* Dataset items
◆ ◆ ◆

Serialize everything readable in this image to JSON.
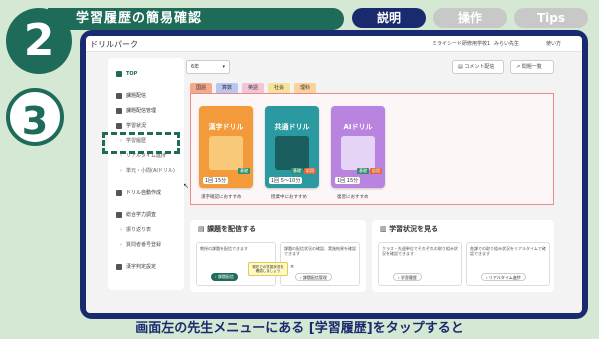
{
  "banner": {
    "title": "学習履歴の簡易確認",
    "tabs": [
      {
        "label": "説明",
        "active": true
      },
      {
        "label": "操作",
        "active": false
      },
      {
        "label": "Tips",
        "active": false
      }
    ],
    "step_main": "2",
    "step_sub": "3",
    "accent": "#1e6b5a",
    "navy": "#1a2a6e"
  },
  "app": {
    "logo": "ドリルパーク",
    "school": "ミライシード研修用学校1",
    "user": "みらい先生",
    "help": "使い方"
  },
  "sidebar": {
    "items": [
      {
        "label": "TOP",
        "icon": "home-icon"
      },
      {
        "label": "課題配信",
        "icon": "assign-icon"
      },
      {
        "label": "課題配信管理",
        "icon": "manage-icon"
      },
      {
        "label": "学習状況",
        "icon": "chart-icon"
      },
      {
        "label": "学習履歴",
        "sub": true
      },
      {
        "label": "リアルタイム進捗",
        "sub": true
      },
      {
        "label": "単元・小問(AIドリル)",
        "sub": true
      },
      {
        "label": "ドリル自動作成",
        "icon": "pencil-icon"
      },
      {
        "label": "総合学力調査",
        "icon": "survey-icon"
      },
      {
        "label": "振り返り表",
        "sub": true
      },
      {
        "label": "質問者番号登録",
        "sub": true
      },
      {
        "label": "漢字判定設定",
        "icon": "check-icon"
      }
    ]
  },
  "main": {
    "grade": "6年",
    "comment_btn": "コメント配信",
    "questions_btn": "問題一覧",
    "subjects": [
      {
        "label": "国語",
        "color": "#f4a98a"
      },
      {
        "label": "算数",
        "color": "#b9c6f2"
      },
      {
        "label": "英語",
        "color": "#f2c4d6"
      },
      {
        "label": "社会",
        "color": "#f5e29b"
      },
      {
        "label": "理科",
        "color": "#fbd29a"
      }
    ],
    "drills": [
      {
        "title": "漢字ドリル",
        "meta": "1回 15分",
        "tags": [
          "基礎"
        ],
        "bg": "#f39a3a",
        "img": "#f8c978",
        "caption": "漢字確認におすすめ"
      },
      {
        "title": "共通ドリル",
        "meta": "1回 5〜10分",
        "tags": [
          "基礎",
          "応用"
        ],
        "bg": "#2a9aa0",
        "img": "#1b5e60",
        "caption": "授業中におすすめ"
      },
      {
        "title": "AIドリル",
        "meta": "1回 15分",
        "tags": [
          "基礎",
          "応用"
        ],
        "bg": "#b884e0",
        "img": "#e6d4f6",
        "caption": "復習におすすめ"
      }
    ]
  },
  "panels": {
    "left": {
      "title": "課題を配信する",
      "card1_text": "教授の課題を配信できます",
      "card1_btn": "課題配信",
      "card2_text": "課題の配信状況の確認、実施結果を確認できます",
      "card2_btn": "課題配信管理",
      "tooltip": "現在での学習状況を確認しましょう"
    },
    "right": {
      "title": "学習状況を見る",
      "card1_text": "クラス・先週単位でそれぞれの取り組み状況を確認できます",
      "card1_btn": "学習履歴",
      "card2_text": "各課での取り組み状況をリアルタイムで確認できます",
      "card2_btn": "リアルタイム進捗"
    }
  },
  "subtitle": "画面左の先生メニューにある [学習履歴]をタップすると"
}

◆ ◆ ◆

* Stated goal
Return all the entries word for word, but omit any pictures they contain.

* Written solution
Serialize everything readable in this image to JSON.
{
  "banner": {
    "title": "学習履歴の簡易確認",
    "tabs": [
      {
        "label": "説明",
        "active": true
      },
      {
        "label": "操作",
        "active": false
      },
      {
        "label": "Tips",
        "active": false
      }
    ],
    "step_main": "2",
    "step_sub": "3",
    "accent": "#1e6b5a",
    "navy": "#1a2a6e"
  },
  "app": {
    "logo": "ドリルパーク",
    "school": "ミライシード研修用学校1",
    "user": "みらい先生",
    "help": "使い方"
  },
  "sidebar": {
    "items": [
      {
        "label": "TOP",
        "icon": "home-icon"
      },
      {
        "label": "課題配信",
        "icon": "assign-icon"
      },
      {
        "label": "課題配信管理",
        "icon": "manage-icon"
      },
      {
        "label": "学習状況",
        "icon": "chart-icon"
      },
      {
        "label": "学習履歴",
        "sub": true
      },
      {
        "label": "リアルタイム進捗",
        "sub": true
      },
      {
        "label": "単元・小問(AIドリル)",
        "sub": true
      },
      {
        "label": "ドリル自動作成",
        "icon": "pencil-icon"
      },
      {
        "label": "総合学力調査",
        "icon": "survey-icon"
      },
      {
        "label": "振り返り表",
        "sub": true
      },
      {
        "label": "質問者番号登録",
        "sub": true
      },
      {
        "label": "漢字判定設定",
        "icon": "check-icon"
      }
    ]
  },
  "main": {
    "grade": "6年",
    "comment_btn": "コメント配信",
    "questions_btn": "問題一覧",
    "subjects": [
      {
        "label": "国語",
        "color": "#f4a98a"
      },
      {
        "label": "算数",
        "color": "#b9c6f2"
      },
      {
        "label": "英語",
        "color": "#f2c4d6"
      },
      {
        "label": "社会",
        "color": "#f5e29b"
      },
      {
        "label": "理科",
        "color": "#fbd29a"
      }
    ],
    "drills": [
      {
        "title": "漢字ドリル",
        "meta": "1回 15分",
        "tags": [
          "基礎"
        ],
        "bg": "#f39a3a",
        "img": "#f8c978",
        "caption": "漢字確認におすすめ"
      },
      {
        "title": "共通ドリル",
        "meta": "1回 5〜10分",
        "tags": [
          "基礎",
          "応用"
        ],
        "bg": "#2a9aa0",
        "img": "#1b5e60",
        "caption": "授業中におすすめ"
      },
      {
        "title": "AIドリル",
        "meta": "1回 15分",
        "tags": [
          "基礎",
          "応用"
        ],
        "bg": "#b884e0",
        "img": "#e6d4f6",
        "caption": "復習におすすめ"
      }
    ]
  },
  "panels": {
    "left": {
      "title": "課題を配信する",
      "card1_text": "教授の課題を配信できます",
      "card1_btn": "課題配信",
      "card2_text": "課題の配信状況の確認、実施結果を確認できます",
      "card2_btn": "課題配信管理",
      "tooltip": "現在での学習状況を確認しましょう"
    },
    "right": {
      "title": "学習状況を見る",
      "card1_text": "クラス・先週単位でそれぞれの取り組み状況を確認できます",
      "card1_btn": "学習履歴",
      "card2_text": "各課での取り組み状況をリアルタイムで確認できます",
      "card2_btn": "リアルタイム進捗"
    }
  },
  "subtitle": "画面左の先生メニューにある [学習履歴]をタップすると"
}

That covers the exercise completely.